§ THE PROBLEM
Pull out every line below that contains the word "Partition".

§ EXTRACTED DATA

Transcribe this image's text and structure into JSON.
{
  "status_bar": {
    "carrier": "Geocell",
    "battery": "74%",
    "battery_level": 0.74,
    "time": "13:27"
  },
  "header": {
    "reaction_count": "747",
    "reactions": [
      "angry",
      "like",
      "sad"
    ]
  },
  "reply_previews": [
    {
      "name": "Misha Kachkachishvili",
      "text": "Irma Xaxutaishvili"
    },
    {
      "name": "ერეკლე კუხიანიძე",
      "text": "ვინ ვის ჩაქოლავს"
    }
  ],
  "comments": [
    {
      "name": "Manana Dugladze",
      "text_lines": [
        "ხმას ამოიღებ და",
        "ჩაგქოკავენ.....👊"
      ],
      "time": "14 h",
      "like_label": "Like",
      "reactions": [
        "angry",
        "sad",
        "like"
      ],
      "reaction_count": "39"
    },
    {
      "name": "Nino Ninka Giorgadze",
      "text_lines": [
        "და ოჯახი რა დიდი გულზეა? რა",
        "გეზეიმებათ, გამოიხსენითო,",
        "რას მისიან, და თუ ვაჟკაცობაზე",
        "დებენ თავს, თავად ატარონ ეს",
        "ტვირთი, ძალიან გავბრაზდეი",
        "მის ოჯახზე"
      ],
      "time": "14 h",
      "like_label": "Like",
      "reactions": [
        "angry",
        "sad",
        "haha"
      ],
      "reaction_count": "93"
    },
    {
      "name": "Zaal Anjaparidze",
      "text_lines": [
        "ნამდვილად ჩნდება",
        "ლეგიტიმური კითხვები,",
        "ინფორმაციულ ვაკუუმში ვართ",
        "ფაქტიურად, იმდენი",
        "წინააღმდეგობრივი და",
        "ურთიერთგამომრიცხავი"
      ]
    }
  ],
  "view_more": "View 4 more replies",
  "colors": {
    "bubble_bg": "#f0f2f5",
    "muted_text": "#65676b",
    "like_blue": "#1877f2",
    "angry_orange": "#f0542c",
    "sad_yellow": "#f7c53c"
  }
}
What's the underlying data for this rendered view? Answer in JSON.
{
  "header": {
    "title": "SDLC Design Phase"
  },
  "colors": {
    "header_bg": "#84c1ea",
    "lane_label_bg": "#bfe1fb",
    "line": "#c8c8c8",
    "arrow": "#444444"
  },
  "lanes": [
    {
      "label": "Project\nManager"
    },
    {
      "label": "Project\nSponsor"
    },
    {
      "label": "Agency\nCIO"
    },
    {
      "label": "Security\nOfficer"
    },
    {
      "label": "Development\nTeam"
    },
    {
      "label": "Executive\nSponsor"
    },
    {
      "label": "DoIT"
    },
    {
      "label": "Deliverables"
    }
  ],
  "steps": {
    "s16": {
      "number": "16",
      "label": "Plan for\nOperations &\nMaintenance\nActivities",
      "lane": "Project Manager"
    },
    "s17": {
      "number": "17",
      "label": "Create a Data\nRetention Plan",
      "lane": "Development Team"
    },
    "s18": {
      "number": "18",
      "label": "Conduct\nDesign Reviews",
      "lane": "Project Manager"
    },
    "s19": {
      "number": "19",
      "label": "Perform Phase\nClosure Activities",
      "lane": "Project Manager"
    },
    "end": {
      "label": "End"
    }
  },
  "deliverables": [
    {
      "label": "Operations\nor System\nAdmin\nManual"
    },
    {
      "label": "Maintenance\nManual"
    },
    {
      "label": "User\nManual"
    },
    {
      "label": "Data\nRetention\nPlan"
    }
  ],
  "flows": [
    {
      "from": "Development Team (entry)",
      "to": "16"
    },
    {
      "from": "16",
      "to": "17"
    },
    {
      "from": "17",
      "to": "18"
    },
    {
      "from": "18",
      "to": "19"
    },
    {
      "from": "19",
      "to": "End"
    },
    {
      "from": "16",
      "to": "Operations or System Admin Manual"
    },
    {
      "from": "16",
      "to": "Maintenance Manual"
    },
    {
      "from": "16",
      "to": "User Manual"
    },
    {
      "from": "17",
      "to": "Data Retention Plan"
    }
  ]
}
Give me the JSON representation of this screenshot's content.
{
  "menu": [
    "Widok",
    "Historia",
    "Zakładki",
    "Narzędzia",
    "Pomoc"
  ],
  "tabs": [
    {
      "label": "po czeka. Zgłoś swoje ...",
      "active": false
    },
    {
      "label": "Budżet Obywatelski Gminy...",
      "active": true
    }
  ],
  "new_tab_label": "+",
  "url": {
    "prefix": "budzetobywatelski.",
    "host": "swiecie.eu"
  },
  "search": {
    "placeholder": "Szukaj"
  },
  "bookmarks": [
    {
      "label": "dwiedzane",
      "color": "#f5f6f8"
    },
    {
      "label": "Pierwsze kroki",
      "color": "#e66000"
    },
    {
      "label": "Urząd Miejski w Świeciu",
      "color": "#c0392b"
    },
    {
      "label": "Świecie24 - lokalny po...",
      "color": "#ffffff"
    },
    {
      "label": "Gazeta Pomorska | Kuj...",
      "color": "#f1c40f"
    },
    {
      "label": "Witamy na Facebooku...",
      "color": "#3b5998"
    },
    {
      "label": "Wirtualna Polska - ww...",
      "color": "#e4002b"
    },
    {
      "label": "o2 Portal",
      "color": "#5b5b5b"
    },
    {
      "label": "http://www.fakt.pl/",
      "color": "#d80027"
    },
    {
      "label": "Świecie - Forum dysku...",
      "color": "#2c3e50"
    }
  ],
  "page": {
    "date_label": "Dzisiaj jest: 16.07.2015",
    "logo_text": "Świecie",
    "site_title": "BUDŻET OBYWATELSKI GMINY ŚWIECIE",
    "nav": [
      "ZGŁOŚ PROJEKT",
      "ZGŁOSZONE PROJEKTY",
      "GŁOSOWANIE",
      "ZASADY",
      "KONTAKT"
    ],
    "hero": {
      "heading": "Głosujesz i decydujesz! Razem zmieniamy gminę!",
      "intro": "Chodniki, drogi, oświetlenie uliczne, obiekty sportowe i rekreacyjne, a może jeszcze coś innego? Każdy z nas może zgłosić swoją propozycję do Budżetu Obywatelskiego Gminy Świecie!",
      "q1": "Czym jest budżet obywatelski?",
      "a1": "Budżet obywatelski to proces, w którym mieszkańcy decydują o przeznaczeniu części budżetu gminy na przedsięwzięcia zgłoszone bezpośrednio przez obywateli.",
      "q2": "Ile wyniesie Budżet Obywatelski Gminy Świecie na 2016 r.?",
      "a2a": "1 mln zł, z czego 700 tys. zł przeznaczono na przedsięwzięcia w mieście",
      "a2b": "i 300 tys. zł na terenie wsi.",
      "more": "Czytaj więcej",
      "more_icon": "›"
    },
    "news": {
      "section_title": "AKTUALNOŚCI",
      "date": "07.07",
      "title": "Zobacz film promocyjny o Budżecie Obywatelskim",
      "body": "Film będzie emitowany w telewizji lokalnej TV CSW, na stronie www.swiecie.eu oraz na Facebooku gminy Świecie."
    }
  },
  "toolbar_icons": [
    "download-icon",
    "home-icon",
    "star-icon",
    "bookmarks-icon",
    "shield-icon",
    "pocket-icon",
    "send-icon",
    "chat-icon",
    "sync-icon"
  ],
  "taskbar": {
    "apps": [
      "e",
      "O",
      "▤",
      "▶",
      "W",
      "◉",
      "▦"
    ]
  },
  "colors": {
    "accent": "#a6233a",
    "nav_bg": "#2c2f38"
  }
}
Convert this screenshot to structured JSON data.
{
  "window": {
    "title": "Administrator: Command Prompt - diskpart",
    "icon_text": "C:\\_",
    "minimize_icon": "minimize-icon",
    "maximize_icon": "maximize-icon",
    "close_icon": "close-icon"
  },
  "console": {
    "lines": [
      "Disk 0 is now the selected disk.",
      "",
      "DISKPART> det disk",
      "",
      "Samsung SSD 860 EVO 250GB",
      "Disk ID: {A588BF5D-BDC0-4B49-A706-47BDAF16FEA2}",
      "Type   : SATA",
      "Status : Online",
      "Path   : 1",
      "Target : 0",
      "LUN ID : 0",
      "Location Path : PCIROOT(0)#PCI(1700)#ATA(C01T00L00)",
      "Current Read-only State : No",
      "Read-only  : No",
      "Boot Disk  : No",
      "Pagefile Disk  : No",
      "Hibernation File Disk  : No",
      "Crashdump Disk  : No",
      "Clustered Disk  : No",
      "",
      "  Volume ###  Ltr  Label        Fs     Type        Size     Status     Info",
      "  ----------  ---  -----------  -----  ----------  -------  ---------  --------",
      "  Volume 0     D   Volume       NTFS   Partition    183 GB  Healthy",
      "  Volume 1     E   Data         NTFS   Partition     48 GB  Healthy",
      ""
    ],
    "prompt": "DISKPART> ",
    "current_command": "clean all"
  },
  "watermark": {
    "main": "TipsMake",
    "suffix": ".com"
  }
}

§ FINISHED ANSWER
      "  Volume 0     D   Volume       NTFS   Partition    183 GB  Healthy",
      "  Volume 1     E   Data         NTFS   Partition     48 GB  Healthy",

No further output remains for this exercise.